### Your instructions
Provide the number of lines where the word "subtitle" occurs, and no other text.

BEGIN Given data

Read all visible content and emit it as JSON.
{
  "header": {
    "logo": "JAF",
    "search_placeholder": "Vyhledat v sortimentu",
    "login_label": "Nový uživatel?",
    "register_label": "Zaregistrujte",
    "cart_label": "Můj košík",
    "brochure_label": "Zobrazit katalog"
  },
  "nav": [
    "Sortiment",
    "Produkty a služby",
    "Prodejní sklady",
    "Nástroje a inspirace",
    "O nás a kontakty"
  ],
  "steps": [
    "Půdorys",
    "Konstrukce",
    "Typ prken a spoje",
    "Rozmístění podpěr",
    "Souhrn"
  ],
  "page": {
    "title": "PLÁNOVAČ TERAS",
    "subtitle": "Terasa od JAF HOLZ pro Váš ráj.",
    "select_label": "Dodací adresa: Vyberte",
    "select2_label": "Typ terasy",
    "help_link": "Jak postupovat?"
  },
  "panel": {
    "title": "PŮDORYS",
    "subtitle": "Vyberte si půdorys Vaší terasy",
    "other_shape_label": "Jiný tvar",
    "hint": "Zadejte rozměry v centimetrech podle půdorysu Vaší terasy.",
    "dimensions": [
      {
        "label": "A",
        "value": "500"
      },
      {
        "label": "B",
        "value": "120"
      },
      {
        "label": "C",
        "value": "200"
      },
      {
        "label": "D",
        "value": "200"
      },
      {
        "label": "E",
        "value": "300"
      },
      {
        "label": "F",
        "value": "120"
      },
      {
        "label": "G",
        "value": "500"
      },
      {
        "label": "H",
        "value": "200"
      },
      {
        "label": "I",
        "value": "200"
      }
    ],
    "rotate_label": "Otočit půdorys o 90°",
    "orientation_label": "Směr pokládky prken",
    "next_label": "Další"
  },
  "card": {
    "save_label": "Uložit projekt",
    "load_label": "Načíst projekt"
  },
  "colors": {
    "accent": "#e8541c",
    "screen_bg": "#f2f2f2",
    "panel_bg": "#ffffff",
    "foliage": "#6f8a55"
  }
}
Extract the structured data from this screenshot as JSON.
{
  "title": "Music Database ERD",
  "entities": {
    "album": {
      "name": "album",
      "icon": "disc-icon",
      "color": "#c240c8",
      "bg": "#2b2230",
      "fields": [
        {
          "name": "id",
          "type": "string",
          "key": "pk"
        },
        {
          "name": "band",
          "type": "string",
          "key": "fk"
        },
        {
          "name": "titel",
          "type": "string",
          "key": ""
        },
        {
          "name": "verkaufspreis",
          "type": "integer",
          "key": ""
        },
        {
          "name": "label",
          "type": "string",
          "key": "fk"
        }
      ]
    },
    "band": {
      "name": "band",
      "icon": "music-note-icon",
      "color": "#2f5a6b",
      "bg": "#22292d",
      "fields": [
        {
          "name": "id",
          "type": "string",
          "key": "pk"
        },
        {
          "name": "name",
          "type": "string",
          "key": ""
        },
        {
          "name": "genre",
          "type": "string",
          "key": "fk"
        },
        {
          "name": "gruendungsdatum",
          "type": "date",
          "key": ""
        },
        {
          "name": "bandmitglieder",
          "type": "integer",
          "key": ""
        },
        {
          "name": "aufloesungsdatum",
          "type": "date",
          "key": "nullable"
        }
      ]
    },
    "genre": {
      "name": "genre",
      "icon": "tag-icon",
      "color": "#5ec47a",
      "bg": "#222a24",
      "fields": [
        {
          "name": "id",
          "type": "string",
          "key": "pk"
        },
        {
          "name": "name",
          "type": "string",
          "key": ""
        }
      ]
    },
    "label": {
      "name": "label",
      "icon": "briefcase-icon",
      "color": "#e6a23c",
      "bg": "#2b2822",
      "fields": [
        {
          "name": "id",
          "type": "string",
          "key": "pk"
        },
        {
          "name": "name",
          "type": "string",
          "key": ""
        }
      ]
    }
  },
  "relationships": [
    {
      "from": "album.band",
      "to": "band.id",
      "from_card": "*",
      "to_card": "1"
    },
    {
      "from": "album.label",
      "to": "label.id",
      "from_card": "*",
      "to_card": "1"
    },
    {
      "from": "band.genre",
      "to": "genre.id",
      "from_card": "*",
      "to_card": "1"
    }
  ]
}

END Given data

### Finished task
2